[Items from a data source]
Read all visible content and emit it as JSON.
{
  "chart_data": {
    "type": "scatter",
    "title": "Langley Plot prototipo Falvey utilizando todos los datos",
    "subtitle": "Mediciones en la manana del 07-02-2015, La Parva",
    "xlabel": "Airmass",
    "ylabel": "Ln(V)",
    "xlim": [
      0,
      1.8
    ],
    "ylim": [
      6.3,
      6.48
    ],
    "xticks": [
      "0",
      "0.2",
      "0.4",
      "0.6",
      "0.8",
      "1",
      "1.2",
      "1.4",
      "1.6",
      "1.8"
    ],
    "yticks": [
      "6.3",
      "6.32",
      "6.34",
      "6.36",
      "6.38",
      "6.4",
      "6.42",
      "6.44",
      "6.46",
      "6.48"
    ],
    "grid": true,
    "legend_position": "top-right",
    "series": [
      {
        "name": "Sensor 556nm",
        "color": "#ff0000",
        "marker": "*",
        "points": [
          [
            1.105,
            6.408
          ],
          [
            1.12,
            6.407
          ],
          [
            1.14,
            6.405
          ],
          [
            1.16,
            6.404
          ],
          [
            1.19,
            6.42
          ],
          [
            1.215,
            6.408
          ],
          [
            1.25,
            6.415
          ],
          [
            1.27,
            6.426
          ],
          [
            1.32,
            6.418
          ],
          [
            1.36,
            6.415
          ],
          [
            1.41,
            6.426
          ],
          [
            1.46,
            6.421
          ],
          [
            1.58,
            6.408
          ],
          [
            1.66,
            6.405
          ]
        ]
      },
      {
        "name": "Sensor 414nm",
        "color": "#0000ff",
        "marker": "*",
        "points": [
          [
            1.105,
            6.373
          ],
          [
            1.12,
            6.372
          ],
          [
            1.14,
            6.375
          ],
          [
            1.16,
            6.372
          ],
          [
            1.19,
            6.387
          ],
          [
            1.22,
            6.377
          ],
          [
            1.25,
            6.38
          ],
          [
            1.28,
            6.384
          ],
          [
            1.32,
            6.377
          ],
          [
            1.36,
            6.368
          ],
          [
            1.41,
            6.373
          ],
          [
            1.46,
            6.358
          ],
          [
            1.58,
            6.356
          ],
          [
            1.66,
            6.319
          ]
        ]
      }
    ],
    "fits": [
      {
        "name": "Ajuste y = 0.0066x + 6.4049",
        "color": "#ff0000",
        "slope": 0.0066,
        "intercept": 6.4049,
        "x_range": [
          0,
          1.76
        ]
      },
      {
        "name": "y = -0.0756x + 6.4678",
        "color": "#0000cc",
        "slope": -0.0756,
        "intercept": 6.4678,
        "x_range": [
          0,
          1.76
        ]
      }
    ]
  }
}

**Task description**
Reproduce all the data word for word.

**Finished answer**
Read all visible content and emit it as JSON.
{
  "chart_data": {
    "type": "scatter",
    "title": "Langley Plot prototipo Falvey utilizando todos los datos",
    "subtitle": "Mediciones en la manana del 07-02-2015, La Parva",
    "xlabel": "Airmass",
    "ylabel": "Ln(V)",
    "xlim": [
      0,
      1.8
    ],
    "ylim": [
      6.3,
      6.48
    ],
    "xticks": [
      "0",
      "0.2",
      "0.4",
      "0.6",
      "0.8",
      "1",
      "1.2",
      "1.4",
      "1.6",
      "1.8"
    ],
    "yticks": [
      "6.3",
      "6.32",
      "6.34",
      "6.36",
      "6.38",
      "6.4",
      "6.42",
      "6.44",
      "6.46",
      "6.48"
    ],
    "grid": true,
    "legend_position": "top-right",
    "series": [
      {
        "name": "Sensor 556nm",
        "color": "#ff0000",
        "marker": "*",
        "points": [
          [
            1.105,
            6.408
          ],
          [
            1.12,
            6.407
          ],
          [
            1.14,
            6.405
          ],
          [
            1.16,
            6.404
          ],
          [
            1.19,
            6.42
          ],
          [
            1.215,
            6.408
          ],
          [
            1.25,
            6.415
          ],
          [
            1.27,
            6.426
          ],
          [
            1.32,
            6.418
          ],
          [
            1.36,
            6.415
          ],
          [
            1.41,
            6.426
          ],
          [
            1.46,
            6.421
          ],
          [
            1.58,
            6.408
          ],
          [
            1.66,
            6.405
          ]
        ]
      },
      {
        "name": "Sensor 414nm",
        "color": "#0000ff",
        "marker": "*",
        "points": [
          [
            1.105,
            6.373
          ],
          [
            1.12,
            6.372
          ],
          [
            1.14,
            6.375
          ],
          [
            1.16,
            6.372
          ],
          [
            1.19,
            6.387
          ],
          [
            1.22,
            6.377
          ],
          [
            1.25,
            6.38
          ],
          [
            1.28,
            6.384
          ],
          [
            1.32,
            6.377
          ],
          [
            1.36,
            6.368
          ],
          [
            1.41,
            6.373
          ],
          [
            1.46,
            6.358
          ],
          [
            1.58,
            6.356
          ],
          [
            1.66,
            6.319
          ]
        ]
      }
    ],
    "fits": [
      {
        "name": "Ajuste y = 0.0066x + 6.4049",
        "color": "#ff0000",
        "slope": 0.0066,
        "intercept": 6.4049,
        "x_range": [
          0,
          1.76
        ]
      },
      {
        "name": "y = -0.0756x + 6.4678",
        "color": "#0000cc",
        "slope": -0.0756,
        "intercept": 6.4678,
        "x_range": [
          0,
          1.76
        ]
      }
    ]
  }
}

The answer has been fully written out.